## PROMPT 1
Condense the paragraph beginning "But the Morrill tariff?" from the passage on the Morrill tariff and privateering into a short bulleted list that keeps its main facts.

## TEXT SECTION
==================================================
But the Morrill tariff? some one may say. The Morrill tariff was an act of monstrous folly, which probably was only perpetrated through the minds of the American people being absorbed in the far greater subject of secession itself. I believe the North to be heartily ashamed of it already. I believe England alone has it in her power to procure its abolition, with or without the concurrence of any other state, though all are interested in doing so. The question is simply this, whether advantage shall not be taken of this unexampled opportunity to abolish privateering at once and for ever? The measure which America, still under Southern influence, through the mouth of Mr. Buchanan, repelled, after the Crimean war, as contrary to her interests, would now, through the righteous judgment of God upon her foolish selfishness, prove to her the greatest of boons. Let the abolition of the Morrill tariff by the United States accompany a declaration by them, to be accepted by England, and I trust by all the European powers, that privateering shall be treated as piracy, and the southern conspirators will be deprived of their only really dangerous weapon of offence; nor should the quasirecognition of them as a "belligerent power" by the Queen's Proclamation stand in the way of such a measure as respects ourselves. As between England and America, we should be only returning to a previously existing state of things, since there was an express provision to this effect contained in the treaty of 1782, but which unfortunately was not renewed, and why should not the slave trade be declared piracy on the same occasion?
==================================================
(Stored items)
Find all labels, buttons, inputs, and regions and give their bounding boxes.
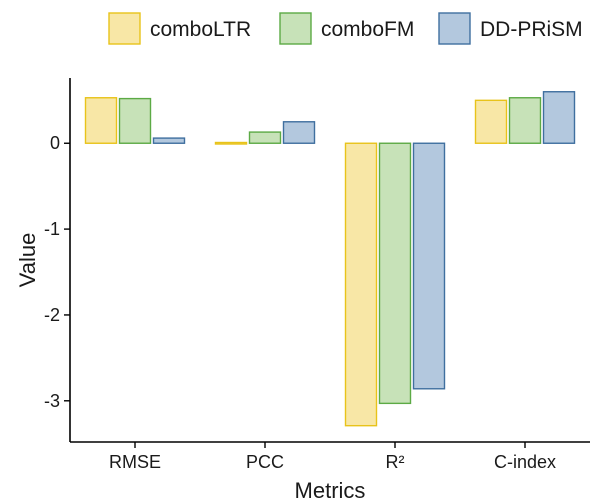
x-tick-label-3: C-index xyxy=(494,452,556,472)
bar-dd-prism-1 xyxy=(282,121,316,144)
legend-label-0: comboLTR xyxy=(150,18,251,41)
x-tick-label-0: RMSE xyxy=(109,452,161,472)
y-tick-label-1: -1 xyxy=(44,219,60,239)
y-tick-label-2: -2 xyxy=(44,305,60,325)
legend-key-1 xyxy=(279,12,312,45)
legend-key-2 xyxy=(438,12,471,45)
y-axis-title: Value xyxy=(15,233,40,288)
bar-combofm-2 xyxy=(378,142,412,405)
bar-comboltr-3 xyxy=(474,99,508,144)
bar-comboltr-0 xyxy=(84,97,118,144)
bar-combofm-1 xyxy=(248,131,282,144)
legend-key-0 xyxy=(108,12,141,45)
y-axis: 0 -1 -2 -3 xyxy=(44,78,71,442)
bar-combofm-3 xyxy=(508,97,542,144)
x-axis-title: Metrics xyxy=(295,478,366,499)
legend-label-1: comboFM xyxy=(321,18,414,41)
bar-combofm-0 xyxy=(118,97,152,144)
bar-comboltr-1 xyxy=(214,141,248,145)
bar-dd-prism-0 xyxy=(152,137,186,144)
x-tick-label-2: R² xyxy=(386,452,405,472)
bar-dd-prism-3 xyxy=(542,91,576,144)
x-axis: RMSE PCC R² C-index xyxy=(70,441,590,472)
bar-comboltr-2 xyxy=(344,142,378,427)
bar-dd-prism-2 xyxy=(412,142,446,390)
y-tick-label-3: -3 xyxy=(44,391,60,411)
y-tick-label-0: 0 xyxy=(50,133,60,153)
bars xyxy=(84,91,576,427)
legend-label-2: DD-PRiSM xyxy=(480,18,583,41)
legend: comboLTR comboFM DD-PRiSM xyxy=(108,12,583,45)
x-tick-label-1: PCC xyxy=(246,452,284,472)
==================================================
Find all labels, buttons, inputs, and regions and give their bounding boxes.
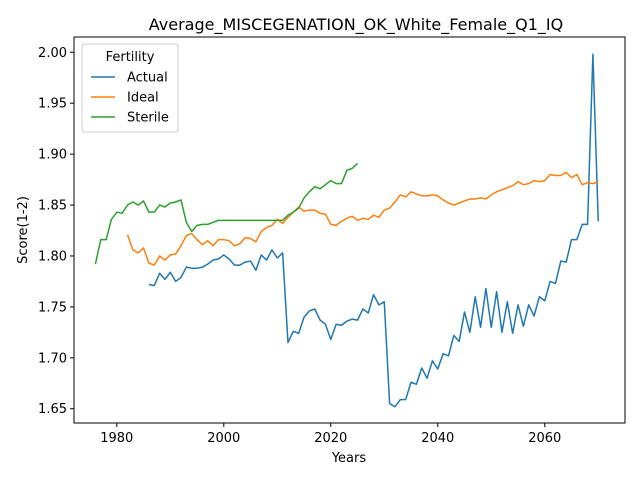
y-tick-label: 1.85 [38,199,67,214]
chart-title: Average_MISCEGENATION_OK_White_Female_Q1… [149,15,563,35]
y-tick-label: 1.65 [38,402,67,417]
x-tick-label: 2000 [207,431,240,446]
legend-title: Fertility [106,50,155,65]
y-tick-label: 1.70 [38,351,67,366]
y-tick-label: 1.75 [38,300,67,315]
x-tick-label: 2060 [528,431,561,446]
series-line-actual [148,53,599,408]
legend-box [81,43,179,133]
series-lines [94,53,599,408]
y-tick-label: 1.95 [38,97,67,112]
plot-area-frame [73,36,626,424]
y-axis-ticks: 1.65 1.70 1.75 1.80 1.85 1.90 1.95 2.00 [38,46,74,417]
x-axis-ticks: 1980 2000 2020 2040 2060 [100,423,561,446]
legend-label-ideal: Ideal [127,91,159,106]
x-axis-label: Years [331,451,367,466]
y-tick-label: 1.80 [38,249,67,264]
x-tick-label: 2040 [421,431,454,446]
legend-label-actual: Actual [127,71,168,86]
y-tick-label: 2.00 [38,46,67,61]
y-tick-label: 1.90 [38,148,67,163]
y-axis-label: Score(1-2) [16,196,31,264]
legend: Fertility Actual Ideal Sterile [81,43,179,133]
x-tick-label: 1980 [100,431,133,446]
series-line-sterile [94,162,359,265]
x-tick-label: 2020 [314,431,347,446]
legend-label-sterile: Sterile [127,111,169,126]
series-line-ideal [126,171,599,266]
==================================================
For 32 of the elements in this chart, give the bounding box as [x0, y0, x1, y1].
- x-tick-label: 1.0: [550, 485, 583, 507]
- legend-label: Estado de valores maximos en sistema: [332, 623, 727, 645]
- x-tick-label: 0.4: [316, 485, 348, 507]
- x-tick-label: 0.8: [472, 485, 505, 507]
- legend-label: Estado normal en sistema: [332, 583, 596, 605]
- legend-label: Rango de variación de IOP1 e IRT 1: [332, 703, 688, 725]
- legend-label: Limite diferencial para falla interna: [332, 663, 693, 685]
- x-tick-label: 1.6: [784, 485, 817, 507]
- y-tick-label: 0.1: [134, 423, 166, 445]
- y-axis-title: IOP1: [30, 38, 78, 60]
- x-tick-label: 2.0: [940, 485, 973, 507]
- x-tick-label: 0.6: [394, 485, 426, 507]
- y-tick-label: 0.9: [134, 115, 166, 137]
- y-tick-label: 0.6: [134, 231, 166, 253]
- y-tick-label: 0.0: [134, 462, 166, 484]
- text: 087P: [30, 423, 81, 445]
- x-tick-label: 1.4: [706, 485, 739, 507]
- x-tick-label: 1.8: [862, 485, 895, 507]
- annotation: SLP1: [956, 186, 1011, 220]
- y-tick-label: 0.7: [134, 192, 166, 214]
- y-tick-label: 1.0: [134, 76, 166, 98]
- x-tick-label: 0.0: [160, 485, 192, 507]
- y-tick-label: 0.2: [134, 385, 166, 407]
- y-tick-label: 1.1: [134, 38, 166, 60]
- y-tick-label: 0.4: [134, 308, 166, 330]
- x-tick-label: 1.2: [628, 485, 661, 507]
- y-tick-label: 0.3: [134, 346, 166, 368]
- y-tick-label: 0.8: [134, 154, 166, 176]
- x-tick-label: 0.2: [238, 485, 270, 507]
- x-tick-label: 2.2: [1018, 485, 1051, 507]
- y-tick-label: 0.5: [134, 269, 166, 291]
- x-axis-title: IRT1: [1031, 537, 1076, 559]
==================================================
## PROMPT 2
Reproduce the stored-item entries verbatim, everything from the entry containing "y-tick-label: 1.85 [38,199,67,214]" down to the entry containing "series-line-ideal [126,171,599,266]", both included.

## WRITTEN SOLUTION 1
- The Morrill tariff was an act of monstrous folly, likely passed while Americans were absorbed in secession; the North is probably already ashamed of it.
- England alone can likely procure its abolition, with or without other states, though all have an interest in it.
- The real question is whether to use this opportunity to abolish privateering permanently.
- America, under Southern influence and through Mr. Buchanan, rejected that measure after the Crimean war, but it would now be a great boon to her.
- The United States should abolish the Morrill tariff along with a declaration, accepted by England and ideally all European powers, that privateering is piracy. This would strip the southern conspirators of their only truly dangerous offensive weapon.
- The Queen's Proclamation treating them as a "belligerent power" should not block this for England.
- Between England and America this would restore the former position, since the treaty of 1782 held such a provision, which was not renewed.
- The slave trade could be declared piracy at the same time.

## WRITTEN SOLUTION 2
y-tick-label: 1.85 [38,199,67,214]
chart-title: Average_MISCEGENATION_OK_White_Female_Q1… [149,15,563,35]
y-tick-label: 1.65 [38,402,67,417]
x-tick-label: 2000 [207,431,240,446]
legend-title: Fertility [106,50,155,65]
y-tick-label: 1.70 [38,351,67,366]
y-tick-label: 1.75 [38,300,67,315]
x-tick-label: 2060 [528,431,561,446]
series-line-actual [148,53,599,408]
legend-box [81,43,179,133]
series-lines [94,53,599,408]
y-tick-label: 1.95 [38,97,67,112]
plot-area-frame [73,36,626,424]
y-axis-ticks: 1.65 1.70 1.75 1.80 1.85 1.90 1.95 2.00 [38,46,74,417]
x-axis-ticks: 1980 2000 2020 2040 2060 [100,423,561,446]
legend-label-ideal: Ideal [127,91,159,106]
x-axis-label: Years [331,451,367,466]
y-tick-label: 1.80 [38,249,67,264]
x-tick-label: 2040 [421,431,454,446]
legend-label-actual: Actual [127,71,168,86]
y-tick-label: 2.00 [38,46,67,61]
y-tick-label: 1.90 [38,148,67,163]
y-axis-label: Score(1-2) [16,196,31,264]
legend: Fertility Actual Ideal Sterile [81,43,179,133]
x-tick-label: 1980 [100,431,133,446]
series-line-sterile [94,162,359,265]
x-tick-label: 2020 [314,431,347,446]
legend-label-sterile: Sterile [127,111,169,126]
series-line-ideal [126,171,599,266]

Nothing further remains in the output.